Your task
Write out every entry word for word.

Saved entries
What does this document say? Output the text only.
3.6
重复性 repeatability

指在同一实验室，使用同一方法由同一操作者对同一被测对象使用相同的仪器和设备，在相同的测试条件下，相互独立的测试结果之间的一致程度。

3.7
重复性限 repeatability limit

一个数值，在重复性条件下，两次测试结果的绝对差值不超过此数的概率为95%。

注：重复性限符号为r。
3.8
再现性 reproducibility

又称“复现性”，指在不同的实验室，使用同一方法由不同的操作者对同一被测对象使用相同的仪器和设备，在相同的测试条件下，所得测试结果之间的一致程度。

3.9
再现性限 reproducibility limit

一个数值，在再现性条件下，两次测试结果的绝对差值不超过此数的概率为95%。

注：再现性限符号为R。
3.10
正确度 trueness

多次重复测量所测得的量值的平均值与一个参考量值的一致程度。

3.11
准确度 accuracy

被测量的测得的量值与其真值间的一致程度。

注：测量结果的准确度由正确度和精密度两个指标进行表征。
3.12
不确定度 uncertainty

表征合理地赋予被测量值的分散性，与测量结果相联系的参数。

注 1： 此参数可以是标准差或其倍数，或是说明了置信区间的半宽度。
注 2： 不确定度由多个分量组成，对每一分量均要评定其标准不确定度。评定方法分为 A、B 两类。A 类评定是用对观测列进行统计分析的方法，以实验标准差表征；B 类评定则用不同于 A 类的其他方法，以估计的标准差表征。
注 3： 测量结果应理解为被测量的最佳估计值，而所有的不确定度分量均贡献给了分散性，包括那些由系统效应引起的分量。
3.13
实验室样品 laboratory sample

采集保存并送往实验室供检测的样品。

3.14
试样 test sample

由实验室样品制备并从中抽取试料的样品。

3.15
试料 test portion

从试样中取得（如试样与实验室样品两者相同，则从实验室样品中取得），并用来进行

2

The output
What does this document say? Output the text only.
3.6
重复性 repeatability

指在同一实验室，使用同一方法由同一操作者对同一被测对象使用相同的仪器和设备，在相同的测试条件下，相互独立的测试结果之间的一致程度。

3.7
重复性限 repeatability limit

一个数值，在重复性条件下，两次测试结果的绝对差值不超过此数的概率为95%。

注：重复性限符号为r。
3.8
再现性 reproducibility

又称“复现性”，指在不同的实验室，使用同一方法由不同的操作者对同一被测对象使用相同的仪器和设备，在相同的测试条件下，所得测试结果之间的一致程度。

3.9
再现性限 reproducibility limit

一个数值，在再现性条件下，两次测试结果的绝对差值不超过此数的概率为95%。

注：再现性限符号为R。
3.10
正确度 trueness

多次重复测量所测得的量值的平均值与一个参考量值的一致程度。

3.11
准确度 accuracy

被测量的测得的量值与其真值间的一致程度。

注：测量结果的准确度由正确度和精密度两个指标进行表征。
3.12
不确定度 uncertainty

表征合理地赋予被测量值的分散性，与测量结果相联系的参数。

注 1： 此参数可以是标准差或其倍数，或是说明了置信区间的半宽度。
注 2： 不确定度由多个分量组成，对每一分量均要评定其标准不确定度。评定方法分为 A、B 两类。A 类评定是用对观测列进行统计分析的方法，以实验标准差表征；B 类评定则用不同于 A 类的其他方法，以估计的标准差表征。
注 3： 测量结果应理解为被测量的最佳估计值，而所有的不确定度分量均贡献给了分散性，包括那些由系统效应引起的分量。
3.13
实验室样品 laboratory sample

采集保存并送往实验室供检测的样品。

3.14
试样 test sample

由实验室样品制备并从中抽取试料的样品。

3.15
试料 test portion

从试样中取得（如试样与实验室样品两者相同，则从实验室样品中取得），并用来进行

2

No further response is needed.